* **Records**:
********

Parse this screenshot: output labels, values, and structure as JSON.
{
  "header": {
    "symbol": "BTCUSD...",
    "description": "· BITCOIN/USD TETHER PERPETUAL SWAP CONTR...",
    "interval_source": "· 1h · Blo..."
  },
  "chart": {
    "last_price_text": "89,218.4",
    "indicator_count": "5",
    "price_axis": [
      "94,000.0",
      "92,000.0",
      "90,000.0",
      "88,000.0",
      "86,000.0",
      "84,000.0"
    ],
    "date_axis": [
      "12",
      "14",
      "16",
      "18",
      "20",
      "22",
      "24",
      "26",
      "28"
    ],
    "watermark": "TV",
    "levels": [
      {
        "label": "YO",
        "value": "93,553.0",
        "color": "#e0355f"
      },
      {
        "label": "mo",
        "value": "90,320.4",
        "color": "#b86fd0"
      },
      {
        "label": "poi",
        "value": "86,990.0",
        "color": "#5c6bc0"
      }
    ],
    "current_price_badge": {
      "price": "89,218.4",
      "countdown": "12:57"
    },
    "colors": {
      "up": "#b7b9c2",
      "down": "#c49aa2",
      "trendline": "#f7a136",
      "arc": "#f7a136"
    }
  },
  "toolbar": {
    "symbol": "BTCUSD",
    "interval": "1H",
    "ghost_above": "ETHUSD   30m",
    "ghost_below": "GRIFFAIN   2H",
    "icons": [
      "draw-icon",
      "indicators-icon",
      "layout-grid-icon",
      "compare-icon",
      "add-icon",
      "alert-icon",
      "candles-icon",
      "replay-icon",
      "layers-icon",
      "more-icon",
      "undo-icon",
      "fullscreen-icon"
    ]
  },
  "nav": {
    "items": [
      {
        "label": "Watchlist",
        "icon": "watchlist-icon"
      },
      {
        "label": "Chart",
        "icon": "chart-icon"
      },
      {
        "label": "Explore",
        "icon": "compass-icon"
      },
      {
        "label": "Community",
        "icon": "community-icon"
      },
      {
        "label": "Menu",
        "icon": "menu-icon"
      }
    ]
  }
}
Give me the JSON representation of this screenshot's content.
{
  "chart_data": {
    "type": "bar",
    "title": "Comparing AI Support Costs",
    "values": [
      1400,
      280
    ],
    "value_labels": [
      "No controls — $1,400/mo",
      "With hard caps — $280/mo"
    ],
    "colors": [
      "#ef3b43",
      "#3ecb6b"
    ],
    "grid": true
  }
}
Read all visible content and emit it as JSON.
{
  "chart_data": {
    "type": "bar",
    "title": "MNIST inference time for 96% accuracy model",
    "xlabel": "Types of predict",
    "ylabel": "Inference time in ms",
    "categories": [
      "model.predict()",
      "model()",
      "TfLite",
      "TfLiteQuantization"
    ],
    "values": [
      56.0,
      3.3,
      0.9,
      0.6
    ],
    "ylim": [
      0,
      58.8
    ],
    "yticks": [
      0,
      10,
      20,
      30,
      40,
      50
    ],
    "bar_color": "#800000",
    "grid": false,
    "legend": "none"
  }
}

********

* **Work to complete**:
Beginning at the line that contains "Read all visible content and emit it as JSON.", retype each line of the listing up to and including the last one, exactly as it stands, and nothing else.

* **The completed task**:
Read all visible content and emit it as JSON.
{
  "chart_data": {
    "type": "bar",
    "title": "MNIST inference time for 96% accuracy model",
    "xlabel": "Types of predict",
    "ylabel": "Inference time in ms",
    "categories": [
      "model.predict()",
      "model()",
      "TfLite",
      "TfLiteQuantization"
    ],
    "values": [
      56.0,
      3.3,
      0.9,
      0.6
    ],
    "ylim": [
      0,
      58.8
    ],
    "yticks": [
      0,
      10,
      20,
      30,
      40,
      50
    ],
    "bar_color": "#800000",
    "grid": false,
    "legend": "none"
  }
}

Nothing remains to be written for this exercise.